++++ Source material

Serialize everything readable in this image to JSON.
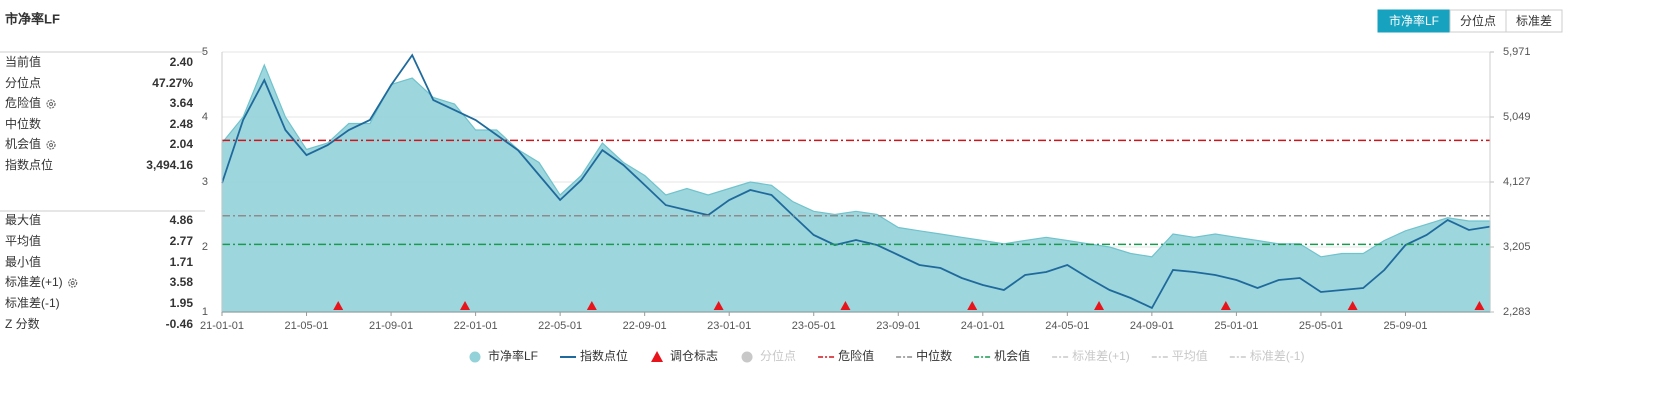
{
  "header": {
    "title": "市净率LF"
  },
  "tabs": [
    "市净率LF",
    "分位点",
    "标准差"
  ],
  "stats": [
    [
      [
        "当前值",
        "2.40"
      ],
      [
        "分位点",
        "47.27%"
      ],
      [
        "危险值",
        "3.64"
      ],
      [
        "中位数",
        "2.48"
      ],
      [
        "机会值",
        "2.04"
      ],
      [
        "指数点位",
        "3,494.16"
      ]
    ],
    [
      [
        "最大值",
        "4.86"
      ],
      [
        "平均值",
        "2.77"
      ],
      [
        "最小值",
        "1.71"
      ],
      [
        "标准差(+1)",
        "3.58"
      ],
      [
        "标准差(-1)",
        "1.95"
      ],
      [
        "Z 分数",
        "-0.46"
      ]
    ]
  ],
  "chart_data": {
    "type": "area-line",
    "x": [
      0,
      1,
      2,
      3,
      4,
      5,
      6,
      7,
      8,
      9,
      10,
      11,
      12,
      13,
      14,
      15,
      16,
      17,
      18,
      19,
      20,
      21,
      22,
      23,
      24,
      25,
      26,
      27,
      28,
      29,
      30,
      31,
      32,
      33,
      34,
      35,
      36,
      37,
      38,
      39,
      40,
      41,
      42,
      43,
      44,
      45,
      46,
      47,
      48,
      49,
      50,
      51,
      52,
      53,
      54,
      55,
      56,
      57,
      58,
      59,
      60
    ],
    "xlim": [
      0,
      60
    ],
    "xticks": [
      {
        "value": 0,
        "label": "21-01-01"
      },
      {
        "value": 4,
        "label": "21-05-01"
      },
      {
        "value": 8,
        "label": "21-09-01"
      },
      {
        "value": 12,
        "label": "22-01-01"
      },
      {
        "value": 16,
        "label": "22-05-01"
      },
      {
        "value": 20,
        "label": "22-09-01"
      },
      {
        "value": 24,
        "label": "23-01-01"
      },
      {
        "value": 28,
        "label": "23-05-01"
      },
      {
        "value": 32,
        "label": "23-09-01"
      },
      {
        "value": 36,
        "label": "24-01-01"
      },
      {
        "value": 40,
        "label": "24-05-01"
      },
      {
        "value": 44,
        "label": "24-09-01"
      },
      {
        "value": 48,
        "label": "25-01-01"
      },
      {
        "value": 52,
        "label": "25-05-01"
      },
      {
        "value": 56,
        "label": "25-09-01"
      }
    ],
    "ylim": [
      1,
      5
    ],
    "yticks": [
      1,
      2,
      3,
      4,
      5
    ],
    "y2lim": [
      2283,
      5971
    ],
    "y2ticks": [
      {
        "value": 2283,
        "label": "2,283"
      },
      {
        "value": 3205,
        "label": "3,205"
      },
      {
        "value": 4127,
        "label": "4,127"
      },
      {
        "value": 5049,
        "label": "5,049"
      },
      {
        "value": 5971,
        "label": "5,971"
      }
    ],
    "series": [
      {
        "name": "市净率LF",
        "kind": "area",
        "color": "#93d2d9",
        "values": [
          3.6,
          4.0,
          4.8,
          4.0,
          3.5,
          3.6,
          3.9,
          3.9,
          4.5,
          4.6,
          4.3,
          4.2,
          3.8,
          3.8,
          3.5,
          3.3,
          2.8,
          3.1,
          3.6,
          3.3,
          3.1,
          2.8,
          2.9,
          2.8,
          2.9,
          3.0,
          2.95,
          2.7,
          2.55,
          2.5,
          2.55,
          2.5,
          2.3,
          2.25,
          2.2,
          2.15,
          2.1,
          2.05,
          2.1,
          2.15,
          2.1,
          2.05,
          2.0,
          1.9,
          1.85,
          2.2,
          2.15,
          2.2,
          2.15,
          2.1,
          2.05,
          2.05,
          1.85,
          1.9,
          1.9,
          2.1,
          2.25,
          2.35,
          2.45,
          2.4,
          2.4
        ]
      },
      {
        "name": "指数点位",
        "kind": "line",
        "axis": "y2",
        "color": "#1f6a9c",
        "values": [
          4112,
          5006,
          5573,
          4864,
          4509,
          4651,
          4864,
          5006,
          5502,
          5927,
          5289,
          5147,
          5006,
          4793,
          4580,
          4226,
          3871,
          4155,
          4580,
          4367,
          4084,
          3800,
          3729,
          3658,
          3871,
          4013,
          3942,
          3658,
          3375,
          3233,
          3304,
          3233,
          3091,
          2950,
          2907,
          2765,
          2666,
          2595,
          2808,
          2850,
          2950,
          2765,
          2595,
          2481,
          2340,
          2879,
          2850,
          2808,
          2737,
          2623,
          2737,
          2765,
          2567,
          2595,
          2623,
          2879,
          3233,
          3375,
          3588,
          3446,
          3494
        ]
      }
    ],
    "markers": {
      "name": "调仓标志",
      "color": "#e8141b",
      "x": [
        5.5,
        11.5,
        17.5,
        23.5,
        29.5,
        35.5,
        41.5,
        47.5,
        53.5,
        59.5
      ]
    },
    "ref_lines": [
      {
        "name": "危险值",
        "value": 3.64,
        "color": "#d0121b"
      },
      {
        "name": "中位数",
        "value": 2.48,
        "color": "#8c8c8c"
      },
      {
        "name": "机会值",
        "value": 2.04,
        "color": "#1a9a50"
      }
    ],
    "hidden": [
      {
        "name": "分位点"
      },
      {
        "name": "标准差(+1)"
      },
      {
        "name": "平均值"
      },
      {
        "name": "标准差(-1)"
      }
    ],
    "grid": true
  }
}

++++++++

__Your goal__.
Read through the data and copy every line where "color" shows up.

__Answer for the task__.
        "color": "#93d2d9",
        "color": "#1f6a9c",
      "color": "#e8141b",
        "color": "#d0121b"
        "color": "#8c8c8c"
        "color": "#1a9a50"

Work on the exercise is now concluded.